Data entries for graphics:
***
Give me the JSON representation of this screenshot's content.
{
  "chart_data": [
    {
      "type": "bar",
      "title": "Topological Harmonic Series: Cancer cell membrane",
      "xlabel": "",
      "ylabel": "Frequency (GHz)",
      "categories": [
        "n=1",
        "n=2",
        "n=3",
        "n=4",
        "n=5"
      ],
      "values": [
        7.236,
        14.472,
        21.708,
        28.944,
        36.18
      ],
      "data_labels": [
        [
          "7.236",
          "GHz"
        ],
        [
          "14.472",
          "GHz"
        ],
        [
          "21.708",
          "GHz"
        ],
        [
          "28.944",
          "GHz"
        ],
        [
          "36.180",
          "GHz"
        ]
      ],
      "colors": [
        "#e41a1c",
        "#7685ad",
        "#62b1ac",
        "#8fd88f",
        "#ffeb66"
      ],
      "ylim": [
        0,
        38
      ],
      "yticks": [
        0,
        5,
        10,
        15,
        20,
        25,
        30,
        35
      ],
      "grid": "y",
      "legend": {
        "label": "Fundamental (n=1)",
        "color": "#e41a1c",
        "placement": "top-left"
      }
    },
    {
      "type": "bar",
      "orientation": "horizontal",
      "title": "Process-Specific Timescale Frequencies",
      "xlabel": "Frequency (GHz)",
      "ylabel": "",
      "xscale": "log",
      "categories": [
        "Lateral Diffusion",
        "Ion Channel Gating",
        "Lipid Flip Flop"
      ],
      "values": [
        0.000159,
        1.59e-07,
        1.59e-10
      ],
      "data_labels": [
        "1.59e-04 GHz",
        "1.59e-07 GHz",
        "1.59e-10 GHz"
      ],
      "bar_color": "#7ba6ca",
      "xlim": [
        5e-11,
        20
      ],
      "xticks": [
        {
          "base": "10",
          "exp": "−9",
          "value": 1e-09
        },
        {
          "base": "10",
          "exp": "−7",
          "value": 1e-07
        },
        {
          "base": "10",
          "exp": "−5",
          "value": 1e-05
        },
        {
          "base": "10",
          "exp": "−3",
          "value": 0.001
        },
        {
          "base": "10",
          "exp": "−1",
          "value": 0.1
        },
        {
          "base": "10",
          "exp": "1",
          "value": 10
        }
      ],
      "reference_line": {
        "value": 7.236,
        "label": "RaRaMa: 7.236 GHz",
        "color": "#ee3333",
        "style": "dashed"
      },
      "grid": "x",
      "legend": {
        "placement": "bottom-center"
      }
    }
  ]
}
***
What is needed:
From the records above, how many lines include the word "placement"? Only the number is wanted.

Result of this exercise:
2